-- START Available data --

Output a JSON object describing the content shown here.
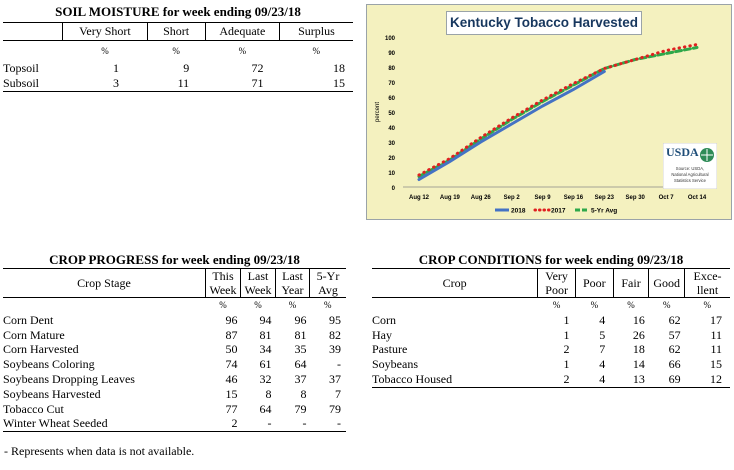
{
  "soil_moisture": {
    "title": "SOIL MOISTURE for week ending 09/23/18",
    "headers": [
      "",
      "Very Short",
      "Short",
      "Adequate",
      "Surplus"
    ],
    "unit_row": [
      "",
      "%",
      "%",
      "%",
      "%"
    ],
    "rows": [
      {
        "label": "Topsoil",
        "values": [
          "1",
          "9",
          "72",
          "18"
        ]
      },
      {
        "label": "Subsoil",
        "values": [
          "3",
          "11",
          "71",
          "15"
        ]
      }
    ]
  },
  "crop_progress": {
    "title": "CROP PROGRESS for week ending 09/23/18",
    "header_stage": "Crop Stage",
    "headers_top": [
      "This",
      "Last",
      "Last",
      "5-Yr"
    ],
    "headers_bottom": [
      "Week",
      "Week",
      "Year",
      "Avg"
    ],
    "unit_row": [
      "%",
      "%",
      "%",
      "%"
    ],
    "rows": [
      {
        "label": "Corn Dent",
        "values": [
          "96",
          "94",
          "96",
          "95"
        ]
      },
      {
        "label": "Corn Mature",
        "values": [
          "87",
          "81",
          "81",
          "82"
        ]
      },
      {
        "label": "Corn Harvested",
        "values": [
          "50",
          "34",
          "35",
          "39"
        ]
      },
      {
        "label": "Soybeans Coloring",
        "values": [
          "74",
          "61",
          "64",
          "-"
        ]
      },
      {
        "label": "Soybeans Dropping Leaves",
        "values": [
          "46",
          "32",
          "37",
          "37"
        ]
      },
      {
        "label": "Soybeans Harvested",
        "values": [
          "15",
          "8",
          "8",
          "7"
        ]
      },
      {
        "label": "Tobacco Cut",
        "values": [
          "77",
          "64",
          "79",
          "79"
        ]
      },
      {
        "label": "Winter Wheat Seeded",
        "values": [
          "2",
          "-",
          "-",
          "-"
        ]
      }
    ],
    "footnote": "- Represents when data is not available."
  },
  "crop_conditions": {
    "title": "CROP CONDITIONS for week ending 09/23/18",
    "header_crop": "Crop",
    "headers_top": [
      "Very",
      "Poor",
      "Fair",
      "Good",
      "Exce-"
    ],
    "headers_bottom": [
      "Poor",
      "",
      "",
      "",
      "llent"
    ],
    "unit_row": [
      "%",
      "%",
      "%",
      "%",
      "%"
    ],
    "rows": [
      {
        "label": "Corn",
        "values": [
          "1",
          "4",
          "16",
          "62",
          "17"
        ]
      },
      {
        "label": "Hay",
        "values": [
          "1",
          "5",
          "26",
          "57",
          "11"
        ]
      },
      {
        "label": "Pasture",
        "values": [
          "2",
          "7",
          "18",
          "62",
          "11"
        ]
      },
      {
        "label": "Soybeans",
        "values": [
          "1",
          "4",
          "14",
          "66",
          "15"
        ]
      },
      {
        "label": "Tobacco Housed",
        "values": [
          "2",
          "4",
          "13",
          "69",
          "12"
        ]
      }
    ]
  },
  "chart_data": {
    "type": "line",
    "title": "Kentucky Tobacco Harvested",
    "ylabel": "percent",
    "xlabel": "",
    "ylim": [
      0,
      100
    ],
    "yticks": [
      0,
      10,
      20,
      30,
      40,
      50,
      60,
      70,
      80,
      90,
      100
    ],
    "x": [
      "Aug 12",
      "Aug 19",
      "Aug 26",
      "Sep 2",
      "Sep 9",
      "Sep 16",
      "Sep 23",
      "Sep 30",
      "Oct 7",
      "Oct 14"
    ],
    "grid": false,
    "legend_position": "bottom",
    "series": [
      {
        "name": "2018",
        "color": "#4472c4",
        "style": "solid",
        "values": [
          5,
          17,
          30,
          42,
          54,
          65,
          77,
          null,
          null,
          null
        ]
      },
      {
        "name": "2017",
        "color": "#e02020",
        "style": "dotted",
        "values": [
          8,
          19,
          33,
          46,
          58,
          69,
          79,
          85,
          91,
          95
        ]
      },
      {
        "name": "5-Yr Avg",
        "color": "#2ea84a",
        "style": "dashed",
        "values": [
          7,
          18,
          32,
          45,
          57,
          68,
          79,
          85,
          89,
          93
        ]
      }
    ],
    "logo_text": "USDA",
    "source_text": [
      "Source: USDA,",
      "National Agricultural",
      "Statistics Service"
    ]
  }
}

-- END Available data --

**Objective:** Reproduce every record word for word. The copy must contain no pictures.

**Exercise output:**
Output a JSON object describing the content shown here.
{
  "soil_moisture": {
    "title": "SOIL MOISTURE for week ending 09/23/18",
    "headers": [
      "",
      "Very Short",
      "Short",
      "Adequate",
      "Surplus"
    ],
    "unit_row": [
      "",
      "%",
      "%",
      "%",
      "%"
    ],
    "rows": [
      {
        "label": "Topsoil",
        "values": [
          "1",
          "9",
          "72",
          "18"
        ]
      },
      {
        "label": "Subsoil",
        "values": [
          "3",
          "11",
          "71",
          "15"
        ]
      }
    ]
  },
  "crop_progress": {
    "title": "CROP PROGRESS for week ending 09/23/18",
    "header_stage": "Crop Stage",
    "headers_top": [
      "This",
      "Last",
      "Last",
      "5-Yr"
    ],
    "headers_bottom": [
      "Week",
      "Week",
      "Year",
      "Avg"
    ],
    "unit_row": [
      "%",
      "%",
      "%",
      "%"
    ],
    "rows": [
      {
        "label": "Corn Dent",
        "values": [
          "96",
          "94",
          "96",
          "95"
        ]
      },
      {
        "label": "Corn Mature",
        "values": [
          "87",
          "81",
          "81",
          "82"
        ]
      },
      {
        "label": "Corn Harvested",
        "values": [
          "50",
          "34",
          "35",
          "39"
        ]
      },
      {
        "label": "Soybeans Coloring",
        "values": [
          "74",
          "61",
          "64",
          "-"
        ]
      },
      {
        "label": "Soybeans Dropping Leaves",
        "values": [
          "46",
          "32",
          "37",
          "37"
        ]
      },
      {
        "label": "Soybeans Harvested",
        "values": [
          "15",
          "8",
          "8",
          "7"
        ]
      },
      {
        "label": "Tobacco Cut",
        "values": [
          "77",
          "64",
          "79",
          "79"
        ]
      },
      {
        "label": "Winter Wheat Seeded",
        "values": [
          "2",
          "-",
          "-",
          "-"
        ]
      }
    ],
    "footnote": "- Represents when data is not available."
  },
  "crop_conditions": {
    "title": "CROP CONDITIONS for week ending 09/23/18",
    "header_crop": "Crop",
    "headers_top": [
      "Very",
      "Poor",
      "Fair",
      "Good",
      "Exce-"
    ],
    "headers_bottom": [
      "Poor",
      "",
      "",
      "",
      "llent"
    ],
    "unit_row": [
      "%",
      "%",
      "%",
      "%",
      "%"
    ],
    "rows": [
      {
        "label": "Corn",
        "values": [
          "1",
          "4",
          "16",
          "62",
          "17"
        ]
      },
      {
        "label": "Hay",
        "values": [
          "1",
          "5",
          "26",
          "57",
          "11"
        ]
      },
      {
        "label": "Pasture",
        "values": [
          "2",
          "7",
          "18",
          "62",
          "11"
        ]
      },
      {
        "label": "Soybeans",
        "values": [
          "1",
          "4",
          "14",
          "66",
          "15"
        ]
      },
      {
        "label": "Tobacco Housed",
        "values": [
          "2",
          "4",
          "13",
          "69",
          "12"
        ]
      }
    ]
  },
  "chart_data": {
    "type": "line",
    "title": "Kentucky Tobacco Harvested",
    "ylabel": "percent",
    "xlabel": "",
    "ylim": [
      0,
      100
    ],
    "yticks": [
      0,
      10,
      20,
      30,
      40,
      50,
      60,
      70,
      80,
      90,
      100
    ],
    "x": [
      "Aug 12",
      "Aug 19",
      "Aug 26",
      "Sep 2",
      "Sep 9",
      "Sep 16",
      "Sep 23",
      "Sep 30",
      "Oct 7",
      "Oct 14"
    ],
    "grid": false,
    "legend_position": "bottom",
    "series": [
      {
        "name": "2018",
        "color": "#4472c4",
        "style": "solid",
        "values": [
          5,
          17,
          30,
          42,
          54,
          65,
          77,
          null,
          null,
          null
        ]
      },
      {
        "name": "2017",
        "color": "#e02020",
        "style": "dotted",
        "values": [
          8,
          19,
          33,
          46,
          58,
          69,
          79,
          85,
          91,
          95
        ]
      },
      {
        "name": "5-Yr Avg",
        "color": "#2ea84a",
        "style": "dashed",
        "values": [
          7,
          18,
          32,
          45,
          57,
          68,
          79,
          85,
          89,
          93
        ]
      }
    ],
    "logo_text": "USDA",
    "source_text": [
      "Source: USDA,",
      "National Agricultural",
      "Statistics Service"
    ]
  }
}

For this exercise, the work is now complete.